• _INPUT MATERIAL_
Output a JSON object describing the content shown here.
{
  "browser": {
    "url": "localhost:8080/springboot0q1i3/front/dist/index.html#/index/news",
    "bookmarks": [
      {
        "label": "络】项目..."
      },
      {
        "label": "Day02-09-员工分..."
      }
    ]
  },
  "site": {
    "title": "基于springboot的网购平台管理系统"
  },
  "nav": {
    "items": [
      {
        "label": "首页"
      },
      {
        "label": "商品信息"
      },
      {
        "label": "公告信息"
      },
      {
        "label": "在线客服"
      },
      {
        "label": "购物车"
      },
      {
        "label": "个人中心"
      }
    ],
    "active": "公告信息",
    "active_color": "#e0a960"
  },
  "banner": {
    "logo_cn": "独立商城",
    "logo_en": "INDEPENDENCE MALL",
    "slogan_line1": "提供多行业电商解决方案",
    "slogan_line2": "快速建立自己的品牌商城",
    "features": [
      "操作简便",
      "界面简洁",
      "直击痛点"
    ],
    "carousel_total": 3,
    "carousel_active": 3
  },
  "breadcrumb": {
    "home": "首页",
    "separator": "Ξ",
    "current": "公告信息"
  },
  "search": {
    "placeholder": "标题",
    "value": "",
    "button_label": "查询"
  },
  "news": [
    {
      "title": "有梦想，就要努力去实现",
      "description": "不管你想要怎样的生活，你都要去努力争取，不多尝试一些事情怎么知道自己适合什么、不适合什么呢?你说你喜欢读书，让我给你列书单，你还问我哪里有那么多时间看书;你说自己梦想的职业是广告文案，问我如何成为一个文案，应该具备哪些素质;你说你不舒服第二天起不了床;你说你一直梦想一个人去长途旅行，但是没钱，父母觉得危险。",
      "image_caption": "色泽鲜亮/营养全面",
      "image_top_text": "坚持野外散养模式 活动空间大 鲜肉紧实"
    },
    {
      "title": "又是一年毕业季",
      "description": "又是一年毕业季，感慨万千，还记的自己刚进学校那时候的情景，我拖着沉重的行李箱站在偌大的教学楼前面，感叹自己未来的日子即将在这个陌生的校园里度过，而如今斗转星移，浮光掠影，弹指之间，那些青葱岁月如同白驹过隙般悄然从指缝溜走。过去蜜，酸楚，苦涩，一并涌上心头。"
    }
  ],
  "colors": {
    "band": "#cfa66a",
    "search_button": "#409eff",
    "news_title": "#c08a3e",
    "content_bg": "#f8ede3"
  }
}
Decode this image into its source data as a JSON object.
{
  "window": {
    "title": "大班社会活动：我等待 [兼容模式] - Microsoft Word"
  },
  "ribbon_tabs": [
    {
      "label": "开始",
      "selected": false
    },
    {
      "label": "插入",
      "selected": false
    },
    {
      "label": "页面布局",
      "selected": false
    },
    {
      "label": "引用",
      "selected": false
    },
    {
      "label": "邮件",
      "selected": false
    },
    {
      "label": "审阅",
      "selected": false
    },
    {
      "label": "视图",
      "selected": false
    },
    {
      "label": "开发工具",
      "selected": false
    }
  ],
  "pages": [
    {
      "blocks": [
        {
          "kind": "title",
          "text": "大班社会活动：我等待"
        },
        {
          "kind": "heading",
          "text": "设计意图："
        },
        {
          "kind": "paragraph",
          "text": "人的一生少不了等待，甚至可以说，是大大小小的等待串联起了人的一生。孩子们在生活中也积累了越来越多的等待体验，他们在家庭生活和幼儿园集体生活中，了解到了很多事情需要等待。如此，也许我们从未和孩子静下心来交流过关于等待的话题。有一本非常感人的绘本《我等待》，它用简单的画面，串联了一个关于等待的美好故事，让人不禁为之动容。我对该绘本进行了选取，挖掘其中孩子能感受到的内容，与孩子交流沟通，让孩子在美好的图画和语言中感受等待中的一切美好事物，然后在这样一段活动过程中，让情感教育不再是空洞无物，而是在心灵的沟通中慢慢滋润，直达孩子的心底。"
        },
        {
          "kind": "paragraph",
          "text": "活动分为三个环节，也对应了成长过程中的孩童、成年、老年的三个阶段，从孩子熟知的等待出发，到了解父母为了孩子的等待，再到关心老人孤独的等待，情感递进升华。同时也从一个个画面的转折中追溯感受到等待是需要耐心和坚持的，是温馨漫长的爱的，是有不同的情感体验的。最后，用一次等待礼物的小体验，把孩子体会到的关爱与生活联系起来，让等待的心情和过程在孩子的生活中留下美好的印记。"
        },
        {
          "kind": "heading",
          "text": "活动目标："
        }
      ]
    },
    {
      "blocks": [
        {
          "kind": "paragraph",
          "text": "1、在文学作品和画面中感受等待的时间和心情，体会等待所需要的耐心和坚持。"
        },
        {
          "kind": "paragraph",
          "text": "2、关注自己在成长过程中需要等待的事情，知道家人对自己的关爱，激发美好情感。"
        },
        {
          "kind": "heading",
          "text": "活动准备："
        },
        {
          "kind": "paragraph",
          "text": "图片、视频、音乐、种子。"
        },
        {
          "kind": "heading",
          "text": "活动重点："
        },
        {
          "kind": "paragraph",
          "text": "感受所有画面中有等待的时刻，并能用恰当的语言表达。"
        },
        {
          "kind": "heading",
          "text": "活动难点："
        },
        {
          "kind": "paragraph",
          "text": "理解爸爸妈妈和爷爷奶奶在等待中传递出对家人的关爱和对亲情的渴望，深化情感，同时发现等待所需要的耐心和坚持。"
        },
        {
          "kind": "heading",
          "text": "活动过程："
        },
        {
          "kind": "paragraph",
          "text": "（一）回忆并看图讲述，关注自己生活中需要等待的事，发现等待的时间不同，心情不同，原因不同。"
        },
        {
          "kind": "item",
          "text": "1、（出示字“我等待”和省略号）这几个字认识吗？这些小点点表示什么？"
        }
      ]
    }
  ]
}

• _WORK REQUIRED_
In the material above, show every line where the word "又是一年毕业季" turns up.

• _EXERCISE SOLUTION_
      "title": "又是一年毕业季",
      "description": "又是一年毕业季，感慨万千，还记的自己刚进学校那时候的情景，我拖着沉重的行李箱站在偌大的教学楼前面，感叹自己未来的日子即将在这个陌生的校园里度过，而如今斗转星移，浮光掠影，弹指之间，那些青葱岁月如同白驹过隙般悄然从指缝溜走。过去蜜，酸楚，苦涩，一并涌上心头。"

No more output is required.